▶ [Directions]: Give the number of lines in the data that hold the string "zero". Nothing else is needed.
--- START OF Given records ---
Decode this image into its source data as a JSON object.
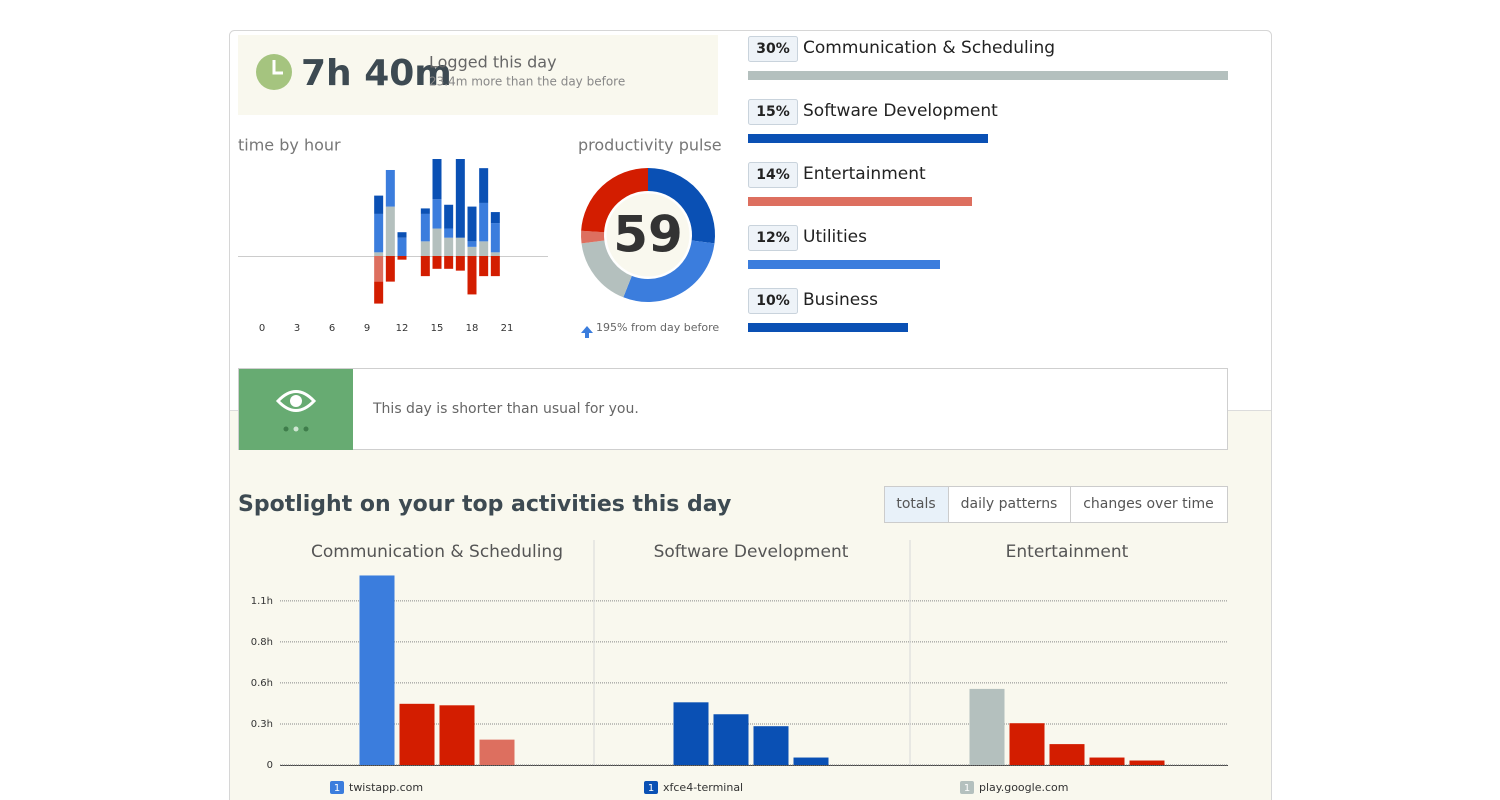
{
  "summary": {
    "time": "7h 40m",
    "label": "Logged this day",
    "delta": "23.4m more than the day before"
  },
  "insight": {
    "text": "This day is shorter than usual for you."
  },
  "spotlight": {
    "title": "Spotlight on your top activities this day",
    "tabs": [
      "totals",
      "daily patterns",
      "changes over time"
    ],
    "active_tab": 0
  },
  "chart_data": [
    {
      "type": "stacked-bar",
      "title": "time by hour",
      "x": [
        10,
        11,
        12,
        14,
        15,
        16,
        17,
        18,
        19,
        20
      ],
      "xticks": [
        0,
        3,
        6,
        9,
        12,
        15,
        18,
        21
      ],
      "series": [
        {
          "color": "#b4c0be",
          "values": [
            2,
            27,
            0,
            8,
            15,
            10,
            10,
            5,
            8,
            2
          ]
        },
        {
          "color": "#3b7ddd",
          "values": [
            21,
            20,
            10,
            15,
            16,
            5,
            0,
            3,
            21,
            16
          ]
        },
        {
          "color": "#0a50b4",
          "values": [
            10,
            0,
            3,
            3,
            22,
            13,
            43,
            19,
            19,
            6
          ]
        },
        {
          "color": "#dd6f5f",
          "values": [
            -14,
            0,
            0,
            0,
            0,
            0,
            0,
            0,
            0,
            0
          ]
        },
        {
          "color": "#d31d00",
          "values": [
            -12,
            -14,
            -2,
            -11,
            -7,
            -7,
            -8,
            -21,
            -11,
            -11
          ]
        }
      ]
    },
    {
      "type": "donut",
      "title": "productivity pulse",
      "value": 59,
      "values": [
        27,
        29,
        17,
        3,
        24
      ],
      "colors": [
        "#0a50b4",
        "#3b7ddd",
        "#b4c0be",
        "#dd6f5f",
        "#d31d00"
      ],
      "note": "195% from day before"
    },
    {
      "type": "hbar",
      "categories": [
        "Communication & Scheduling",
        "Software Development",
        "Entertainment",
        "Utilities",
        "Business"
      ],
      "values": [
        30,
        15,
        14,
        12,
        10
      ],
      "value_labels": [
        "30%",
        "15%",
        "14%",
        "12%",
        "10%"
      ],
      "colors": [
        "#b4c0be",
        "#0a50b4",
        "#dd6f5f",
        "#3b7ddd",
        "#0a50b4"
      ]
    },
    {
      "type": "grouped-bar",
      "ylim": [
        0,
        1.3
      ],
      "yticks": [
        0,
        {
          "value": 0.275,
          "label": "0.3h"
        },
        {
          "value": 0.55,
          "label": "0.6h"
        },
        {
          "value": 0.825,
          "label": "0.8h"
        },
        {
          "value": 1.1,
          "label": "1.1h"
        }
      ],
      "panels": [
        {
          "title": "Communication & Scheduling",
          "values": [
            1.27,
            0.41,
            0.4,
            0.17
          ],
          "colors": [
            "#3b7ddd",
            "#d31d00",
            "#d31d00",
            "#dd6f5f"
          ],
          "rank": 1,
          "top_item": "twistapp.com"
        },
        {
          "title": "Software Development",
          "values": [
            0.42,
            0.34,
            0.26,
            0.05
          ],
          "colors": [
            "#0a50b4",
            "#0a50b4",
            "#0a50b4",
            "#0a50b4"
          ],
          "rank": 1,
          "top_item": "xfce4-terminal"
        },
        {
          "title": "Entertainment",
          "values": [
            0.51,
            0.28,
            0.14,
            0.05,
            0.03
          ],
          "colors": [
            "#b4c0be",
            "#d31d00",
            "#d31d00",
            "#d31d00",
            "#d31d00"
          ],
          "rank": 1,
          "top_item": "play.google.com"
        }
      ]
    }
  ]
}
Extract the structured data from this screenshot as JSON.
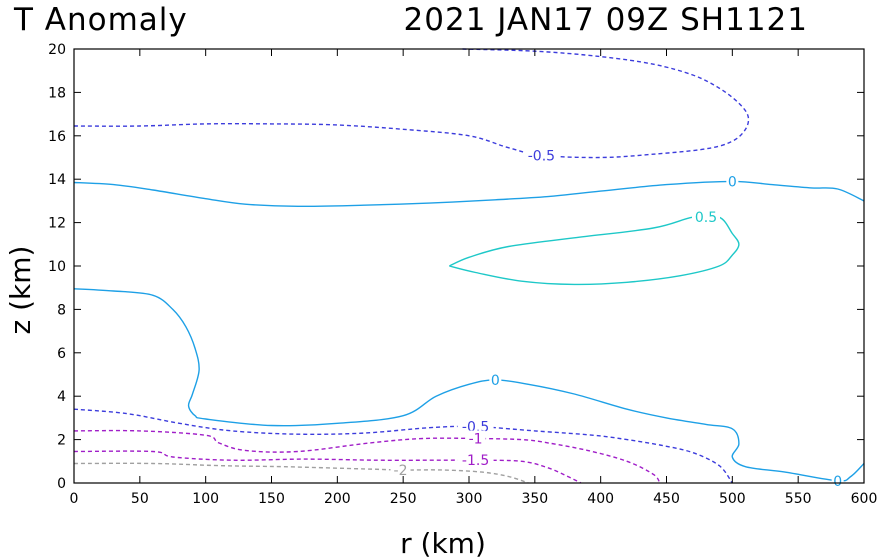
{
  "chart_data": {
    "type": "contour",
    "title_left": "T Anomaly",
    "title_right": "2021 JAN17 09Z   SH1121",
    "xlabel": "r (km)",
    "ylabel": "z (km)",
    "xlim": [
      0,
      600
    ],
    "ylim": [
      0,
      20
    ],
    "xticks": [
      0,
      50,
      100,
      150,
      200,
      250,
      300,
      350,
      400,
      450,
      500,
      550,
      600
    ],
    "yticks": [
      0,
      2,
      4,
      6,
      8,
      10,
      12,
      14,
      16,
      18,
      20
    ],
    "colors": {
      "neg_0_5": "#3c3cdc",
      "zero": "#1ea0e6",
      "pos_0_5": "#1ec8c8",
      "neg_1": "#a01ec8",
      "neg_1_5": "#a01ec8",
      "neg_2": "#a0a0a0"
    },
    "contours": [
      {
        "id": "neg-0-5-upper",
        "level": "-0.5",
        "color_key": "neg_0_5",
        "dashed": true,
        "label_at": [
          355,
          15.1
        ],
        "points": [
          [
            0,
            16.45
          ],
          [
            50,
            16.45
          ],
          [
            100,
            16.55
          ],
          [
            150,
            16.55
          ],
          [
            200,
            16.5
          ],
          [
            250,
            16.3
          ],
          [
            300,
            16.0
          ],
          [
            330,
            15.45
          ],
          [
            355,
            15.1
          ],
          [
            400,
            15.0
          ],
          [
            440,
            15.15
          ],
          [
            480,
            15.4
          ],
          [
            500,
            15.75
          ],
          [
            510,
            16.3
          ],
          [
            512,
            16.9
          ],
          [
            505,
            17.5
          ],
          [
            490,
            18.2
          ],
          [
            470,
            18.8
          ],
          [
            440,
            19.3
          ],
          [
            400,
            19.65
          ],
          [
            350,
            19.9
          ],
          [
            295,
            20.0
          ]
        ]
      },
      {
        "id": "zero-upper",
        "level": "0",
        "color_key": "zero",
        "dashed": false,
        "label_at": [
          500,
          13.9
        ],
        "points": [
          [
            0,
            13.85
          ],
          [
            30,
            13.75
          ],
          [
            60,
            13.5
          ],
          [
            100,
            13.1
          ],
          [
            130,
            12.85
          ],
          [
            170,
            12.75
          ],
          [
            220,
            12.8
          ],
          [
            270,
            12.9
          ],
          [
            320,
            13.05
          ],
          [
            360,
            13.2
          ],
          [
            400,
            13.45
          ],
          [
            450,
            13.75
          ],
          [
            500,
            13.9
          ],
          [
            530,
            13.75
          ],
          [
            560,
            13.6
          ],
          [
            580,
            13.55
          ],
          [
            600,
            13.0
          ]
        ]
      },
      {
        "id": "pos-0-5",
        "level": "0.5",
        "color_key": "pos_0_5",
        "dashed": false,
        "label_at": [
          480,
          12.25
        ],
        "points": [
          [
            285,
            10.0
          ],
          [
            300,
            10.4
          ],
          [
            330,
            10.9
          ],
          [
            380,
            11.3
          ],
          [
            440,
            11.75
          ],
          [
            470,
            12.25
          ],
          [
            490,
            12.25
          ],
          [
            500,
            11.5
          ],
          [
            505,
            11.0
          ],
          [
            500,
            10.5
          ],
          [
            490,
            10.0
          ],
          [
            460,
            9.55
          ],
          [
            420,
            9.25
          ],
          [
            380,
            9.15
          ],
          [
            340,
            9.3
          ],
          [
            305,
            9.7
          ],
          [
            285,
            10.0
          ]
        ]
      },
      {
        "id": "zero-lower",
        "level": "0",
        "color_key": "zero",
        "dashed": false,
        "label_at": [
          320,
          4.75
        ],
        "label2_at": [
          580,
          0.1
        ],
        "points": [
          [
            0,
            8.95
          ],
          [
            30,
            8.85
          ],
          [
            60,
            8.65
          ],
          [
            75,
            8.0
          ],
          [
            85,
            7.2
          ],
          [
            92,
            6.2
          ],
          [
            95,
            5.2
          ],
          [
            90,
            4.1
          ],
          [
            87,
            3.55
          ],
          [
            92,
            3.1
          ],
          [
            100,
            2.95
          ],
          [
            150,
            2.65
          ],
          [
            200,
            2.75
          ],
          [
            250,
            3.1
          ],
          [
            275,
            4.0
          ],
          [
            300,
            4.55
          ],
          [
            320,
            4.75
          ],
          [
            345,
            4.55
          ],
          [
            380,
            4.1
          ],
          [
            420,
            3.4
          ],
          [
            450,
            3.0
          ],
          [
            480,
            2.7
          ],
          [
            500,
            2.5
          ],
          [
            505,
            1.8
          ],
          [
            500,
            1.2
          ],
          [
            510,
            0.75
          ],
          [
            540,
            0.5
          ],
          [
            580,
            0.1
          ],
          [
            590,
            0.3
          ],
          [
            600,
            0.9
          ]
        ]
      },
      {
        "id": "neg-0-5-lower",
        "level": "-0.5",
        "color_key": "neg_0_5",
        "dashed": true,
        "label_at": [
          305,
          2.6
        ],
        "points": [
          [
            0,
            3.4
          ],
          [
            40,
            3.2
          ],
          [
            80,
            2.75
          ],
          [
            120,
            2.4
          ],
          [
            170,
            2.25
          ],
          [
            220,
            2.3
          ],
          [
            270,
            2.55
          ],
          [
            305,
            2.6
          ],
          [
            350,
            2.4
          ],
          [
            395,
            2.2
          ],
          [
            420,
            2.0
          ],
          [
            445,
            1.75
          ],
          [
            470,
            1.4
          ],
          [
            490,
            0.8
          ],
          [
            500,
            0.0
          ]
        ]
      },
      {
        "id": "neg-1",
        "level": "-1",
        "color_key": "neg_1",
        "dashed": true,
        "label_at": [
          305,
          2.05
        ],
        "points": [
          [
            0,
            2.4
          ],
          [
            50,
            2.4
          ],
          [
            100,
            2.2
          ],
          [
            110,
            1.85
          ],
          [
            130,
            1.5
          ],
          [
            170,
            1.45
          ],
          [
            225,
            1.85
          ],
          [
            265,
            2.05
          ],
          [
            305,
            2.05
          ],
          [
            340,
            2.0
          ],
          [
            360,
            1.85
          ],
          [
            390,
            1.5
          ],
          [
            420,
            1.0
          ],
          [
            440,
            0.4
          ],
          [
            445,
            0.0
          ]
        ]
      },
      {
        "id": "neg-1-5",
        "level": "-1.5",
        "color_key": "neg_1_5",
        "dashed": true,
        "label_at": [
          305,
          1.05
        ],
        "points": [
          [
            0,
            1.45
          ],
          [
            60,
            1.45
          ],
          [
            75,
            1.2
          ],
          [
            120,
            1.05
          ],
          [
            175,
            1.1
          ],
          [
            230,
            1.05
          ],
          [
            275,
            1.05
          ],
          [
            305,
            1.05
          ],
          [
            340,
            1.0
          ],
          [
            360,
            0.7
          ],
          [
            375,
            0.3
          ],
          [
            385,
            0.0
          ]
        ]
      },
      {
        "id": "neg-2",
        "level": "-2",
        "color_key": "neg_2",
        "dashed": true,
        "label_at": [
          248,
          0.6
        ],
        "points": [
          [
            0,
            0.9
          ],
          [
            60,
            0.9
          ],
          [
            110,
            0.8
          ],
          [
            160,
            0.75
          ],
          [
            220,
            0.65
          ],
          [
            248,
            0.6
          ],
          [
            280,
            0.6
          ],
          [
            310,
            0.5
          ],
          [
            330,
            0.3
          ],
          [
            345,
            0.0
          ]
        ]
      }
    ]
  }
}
--- END OF Given records ---
▶ [Written answer]: 5